───── THE RECORDS

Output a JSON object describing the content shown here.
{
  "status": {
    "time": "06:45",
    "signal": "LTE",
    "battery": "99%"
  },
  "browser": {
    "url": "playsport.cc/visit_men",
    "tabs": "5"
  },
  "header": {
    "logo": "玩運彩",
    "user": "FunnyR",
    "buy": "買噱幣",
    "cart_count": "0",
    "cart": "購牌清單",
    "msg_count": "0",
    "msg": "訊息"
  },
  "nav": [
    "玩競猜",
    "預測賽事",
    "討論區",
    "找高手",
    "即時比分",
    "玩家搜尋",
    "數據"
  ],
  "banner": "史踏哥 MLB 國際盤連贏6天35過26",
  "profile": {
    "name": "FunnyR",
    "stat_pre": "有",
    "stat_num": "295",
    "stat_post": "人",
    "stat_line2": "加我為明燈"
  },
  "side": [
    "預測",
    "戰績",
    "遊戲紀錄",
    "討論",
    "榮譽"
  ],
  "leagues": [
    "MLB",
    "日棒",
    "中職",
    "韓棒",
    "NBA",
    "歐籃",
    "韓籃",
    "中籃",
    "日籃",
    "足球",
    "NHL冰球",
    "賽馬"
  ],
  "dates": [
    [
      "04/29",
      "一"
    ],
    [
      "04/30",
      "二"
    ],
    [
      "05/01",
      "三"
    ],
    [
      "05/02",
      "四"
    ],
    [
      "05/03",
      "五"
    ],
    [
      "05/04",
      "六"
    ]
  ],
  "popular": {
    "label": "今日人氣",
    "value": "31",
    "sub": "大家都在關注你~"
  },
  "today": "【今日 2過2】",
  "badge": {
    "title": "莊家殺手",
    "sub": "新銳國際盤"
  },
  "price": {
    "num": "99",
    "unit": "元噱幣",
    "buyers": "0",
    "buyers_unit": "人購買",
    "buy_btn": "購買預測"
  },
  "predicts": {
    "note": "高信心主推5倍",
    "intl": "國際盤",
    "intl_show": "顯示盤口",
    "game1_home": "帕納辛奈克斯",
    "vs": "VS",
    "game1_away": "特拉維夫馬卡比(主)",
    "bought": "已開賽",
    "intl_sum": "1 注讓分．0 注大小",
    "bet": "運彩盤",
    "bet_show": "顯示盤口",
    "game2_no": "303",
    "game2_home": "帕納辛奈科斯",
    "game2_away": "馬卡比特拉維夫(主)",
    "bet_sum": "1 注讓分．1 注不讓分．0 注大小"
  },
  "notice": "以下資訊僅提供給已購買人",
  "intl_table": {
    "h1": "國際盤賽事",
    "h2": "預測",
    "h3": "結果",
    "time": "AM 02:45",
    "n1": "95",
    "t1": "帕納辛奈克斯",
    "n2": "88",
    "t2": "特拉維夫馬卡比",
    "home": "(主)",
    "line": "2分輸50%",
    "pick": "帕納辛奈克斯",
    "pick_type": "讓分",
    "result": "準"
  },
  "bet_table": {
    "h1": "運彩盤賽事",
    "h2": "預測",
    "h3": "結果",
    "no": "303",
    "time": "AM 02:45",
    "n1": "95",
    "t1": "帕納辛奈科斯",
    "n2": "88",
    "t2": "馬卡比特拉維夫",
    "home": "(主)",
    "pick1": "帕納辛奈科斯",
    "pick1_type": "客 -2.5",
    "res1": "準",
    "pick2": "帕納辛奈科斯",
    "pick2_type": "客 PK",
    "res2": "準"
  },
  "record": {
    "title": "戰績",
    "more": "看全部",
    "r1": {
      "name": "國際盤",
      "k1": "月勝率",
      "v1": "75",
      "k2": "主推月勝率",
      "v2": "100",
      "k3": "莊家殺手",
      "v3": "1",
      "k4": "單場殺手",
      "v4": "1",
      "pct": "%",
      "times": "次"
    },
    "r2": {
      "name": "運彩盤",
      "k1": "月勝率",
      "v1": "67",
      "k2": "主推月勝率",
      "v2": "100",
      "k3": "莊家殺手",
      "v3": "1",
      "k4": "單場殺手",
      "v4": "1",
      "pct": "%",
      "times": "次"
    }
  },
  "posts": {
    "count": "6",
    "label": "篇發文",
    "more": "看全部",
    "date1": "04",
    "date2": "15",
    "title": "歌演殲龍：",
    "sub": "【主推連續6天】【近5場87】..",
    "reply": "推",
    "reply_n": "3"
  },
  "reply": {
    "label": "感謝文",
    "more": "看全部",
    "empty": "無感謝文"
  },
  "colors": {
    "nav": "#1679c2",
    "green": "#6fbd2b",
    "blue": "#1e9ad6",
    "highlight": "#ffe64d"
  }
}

──────────

§ **EXERCISE**
Exactly reproduce all of the entries above.

§ **CORRECT ANSWER**
Output a JSON object describing the content shown here.
{
  "status": {
    "time": "06:45",
    "signal": "LTE",
    "battery": "99%"
  },
  "browser": {
    "url": "playsport.cc/visit_men",
    "tabs": "5"
  },
  "header": {
    "logo": "玩運彩",
    "user": "FunnyR",
    "buy": "買噱幣",
    "cart_count": "0",
    "cart": "購牌清單",
    "msg_count": "0",
    "msg": "訊息"
  },
  "nav": [
    "玩競猜",
    "預測賽事",
    "討論區",
    "找高手",
    "即時比分",
    "玩家搜尋",
    "數據"
  ],
  "banner": "史踏哥 MLB 國際盤連贏6天35過26",
  "profile": {
    "name": "FunnyR",
    "stat_pre": "有",
    "stat_num": "295",
    "stat_post": "人",
    "stat_line2": "加我為明燈"
  },
  "side": [
    "預測",
    "戰績",
    "遊戲紀錄",
    "討論",
    "榮譽"
  ],
  "leagues": [
    "MLB",
    "日棒",
    "中職",
    "韓棒",
    "NBA",
    "歐籃",
    "韓籃",
    "中籃",
    "日籃",
    "足球",
    "NHL冰球",
    "賽馬"
  ],
  "dates": [
    [
      "04/29",
      "一"
    ],
    [
      "04/30",
      "二"
    ],
    [
      "05/01",
      "三"
    ],
    [
      "05/02",
      "四"
    ],
    [
      "05/03",
      "五"
    ],
    [
      "05/04",
      "六"
    ]
  ],
  "popular": {
    "label": "今日人氣",
    "value": "31",
    "sub": "大家都在關注你~"
  },
  "today": "【今日 2過2】",
  "badge": {
    "title": "莊家殺手",
    "sub": "新銳國際盤"
  },
  "price": {
    "num": "99",
    "unit": "元噱幣",
    "buyers": "0",
    "buyers_unit": "人購買",
    "buy_btn": "購買預測"
  },
  "predicts": {
    "note": "高信心主推5倍",
    "intl": "國際盤",
    "intl_show": "顯示盤口",
    "game1_home": "帕納辛奈克斯",
    "vs": "VS",
    "game1_away": "特拉維夫馬卡比(主)",
    "bought": "已開賽",
    "intl_sum": "1 注讓分．0 注大小",
    "bet": "運彩盤",
    "bet_show": "顯示盤口",
    "game2_no": "303",
    "game2_home": "帕納辛奈科斯",
    "game2_away": "馬卡比特拉維夫(主)",
    "bet_sum": "1 注讓分．1 注不讓分．0 注大小"
  },
  "notice": "以下資訊僅提供給已購買人",
  "intl_table": {
    "h1": "國際盤賽事",
    "h2": "預測",
    "h3": "結果",
    "time": "AM 02:45",
    "n1": "95",
    "t1": "帕納辛奈克斯",
    "n2": "88",
    "t2": "特拉維夫馬卡比",
    "home": "(主)",
    "line": "2分輸50%",
    "pick": "帕納辛奈克斯",
    "pick_type": "讓分",
    "result": "準"
  },
  "bet_table": {
    "h1": "運彩盤賽事",
    "h2": "預測",
    "h3": "結果",
    "no": "303",
    "time": "AM 02:45",
    "n1": "95",
    "t1": "帕納辛奈科斯",
    "n2": "88",
    "t2": "馬卡比特拉維夫",
    "home": "(主)",
    "pick1": "帕納辛奈科斯",
    "pick1_type": "客 -2.5",
    "res1": "準",
    "pick2": "帕納辛奈科斯",
    "pick2_type": "客 PK",
    "res2": "準"
  },
  "record": {
    "title": "戰績",
    "more": "看全部",
    "r1": {
      "name": "國際盤",
      "k1": "月勝率",
      "v1": "75",
      "k2": "主推月勝率",
      "v2": "100",
      "k3": "莊家殺手",
      "v3": "1",
      "k4": "單場殺手",
      "v4": "1",
      "pct": "%",
      "times": "次"
    },
    "r2": {
      "name": "運彩盤",
      "k1": "月勝率",
      "v1": "67",
      "k2": "主推月勝率",
      "v2": "100",
      "k3": "莊家殺手",
      "v3": "1",
      "k4": "單場殺手",
      "v4": "1",
      "pct": "%",
      "times": "次"
    }
  },
  "posts": {
    "count": "6",
    "label": "篇發文",
    "more": "看全部",
    "date1": "04",
    "date2": "15",
    "title": "歌演殲龍：",
    "sub": "【主推連續6天】【近5場87】..",
    "reply": "推",
    "reply_n": "3"
  },
  "reply": {
    "label": "感謝文",
    "more": "看全部",
    "empty": "無感謝文"
  },
  "colors": {
    "nav": "#1679c2",
    "green": "#6fbd2b",
    "blue": "#1e9ad6",
    "highlight": "#ffe64d"
  }
}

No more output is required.